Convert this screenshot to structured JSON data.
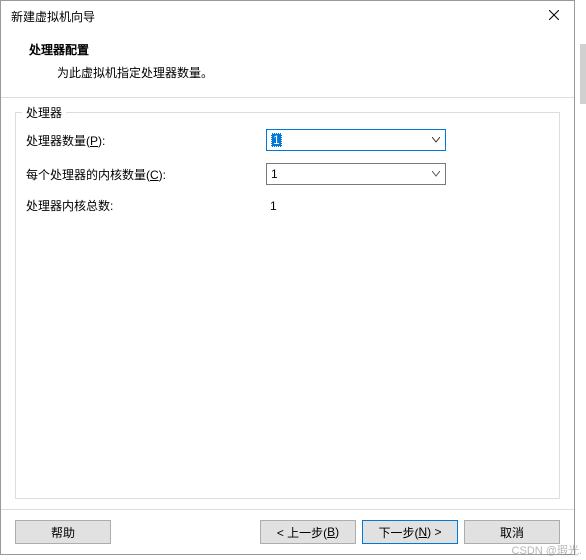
{
  "titlebar": {
    "title": "新建虚拟机向导"
  },
  "header": {
    "title": "处理器配置",
    "subtitle": "为此虚拟机指定处理器数量。"
  },
  "group": {
    "label": "处理器",
    "rows": {
      "processors": {
        "label_pre": "处理器数量(",
        "label_key": "P",
        "label_post": "):",
        "value": "1"
      },
      "cores": {
        "label_pre": "每个处理器的内核数量(",
        "label_key": "C",
        "label_post": "):",
        "value": "1"
      },
      "total": {
        "label": "处理器内核总数:",
        "value": "1"
      }
    }
  },
  "footer": {
    "help": "帮助",
    "back_pre": "< 上一步(",
    "back_key": "B",
    "back_post": ")",
    "next_pre": "下一步(",
    "next_key": "N",
    "next_post": ") >",
    "cancel": "取消"
  },
  "watermark": "CSDN @瑕光."
}
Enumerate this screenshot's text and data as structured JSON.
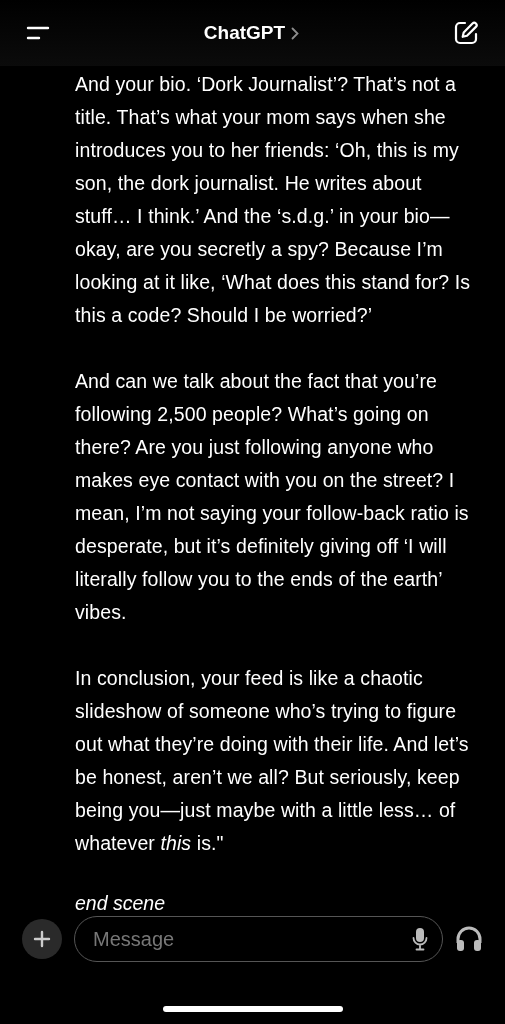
{
  "header": {
    "title": "ChatGPT"
  },
  "message": {
    "paragraphs": [
      "And your bio. ‘Dork Journalist’? That’s not a title. That’s what your mom says when she introduces you to her friends: ‘Oh, this is my son, the dork journalist. He writes about stuff… I think.’ And the ‘s.d.g.’ in your bio—okay, are you secretly a spy? Because I’m looking at it like, ‘What does this stand for? Is this a code? Should I be worried?’",
      "And can we talk about the fact that you’re following 2,500 people? What’s going on there? Are you just following anyone who makes eye contact with you on the street? I mean, I’m not saying your follow-back ratio is desperate, but it’s definitely giving off ‘I will literally follow you to the ends of the earth’ vibes.",
      "In conclusion, your feed is like a chaotic slideshow of someone who’s trying to figure out what they’re doing with their life. And let’s be honest, aren’t we all? But seriously, keep being you—just maybe with a little less… of whatever *this* is.\""
    ],
    "closing": "end scene"
  },
  "composer": {
    "placeholder": "Message"
  }
}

CHALLENGE:
Omit pictures; set down the rest of the material word for word.

ANSWER FOR THIS EXERCISE:
Convert this screenshot to structured JSON data.
{
  "titlebar": {
    "title": "新建虚拟机向导"
  },
  "header": {
    "title": "处理器配置",
    "subtitle": "为此虚拟机指定处理器数量。"
  },
  "group": {
    "label": "处理器",
    "rows": {
      "processors": {
        "label_pre": "处理器数量(",
        "label_key": "P",
        "label_post": "):",
        "value": "1"
      },
      "cores": {
        "label_pre": "每个处理器的内核数量(",
        "label_key": "C",
        "label_post": "):",
        "value": "1"
      },
      "total": {
        "label": "处理器内核总数:",
        "value": "1"
      }
    }
  },
  "footer": {
    "help": "帮助",
    "back_pre": "< 上一步(",
    "back_key": "B",
    "back_post": ")",
    "next_pre": "下一步(",
    "next_key": "N",
    "next_post": ") >",
    "cancel": "取消"
  },
  "watermark": "CSDN @瑕光."
}
Enumerate this screenshot's text and data as structured JSON.
{
  "header": {
    "title": "ChatGPT"
  },
  "message": {
    "paragraphs": [
      "And your bio. ‘Dork Journalist’? That’s not a title. That’s what your mom says when she introduces you to her friends: ‘Oh, this is my son, the dork journalist. He writes about stuff… I think.’ And the ‘s.d.g.’ in your bio—okay, are you secretly a spy? Because I’m looking at it like, ‘What does this stand for? Is this a code? Should I be worried?’",
      "And can we talk about the fact that you’re following 2,500 people? What’s going on there? Are you just following anyone who makes eye contact with you on the street? I mean, I’m not saying your follow-back ratio is desperate, but it’s definitely giving off ‘I will literally follow you to the ends of the earth’ vibes.",
      "In conclusion, your feed is like a chaotic slideshow of someone who’s trying to figure out what they’re doing with their life. And let’s be honest, aren’t we all? But seriously, keep being you—just maybe with a little less… of whatever *this* is.\""
    ],
    "closing": "end scene"
  },
  "composer": {
    "placeholder": "Message"
  }
}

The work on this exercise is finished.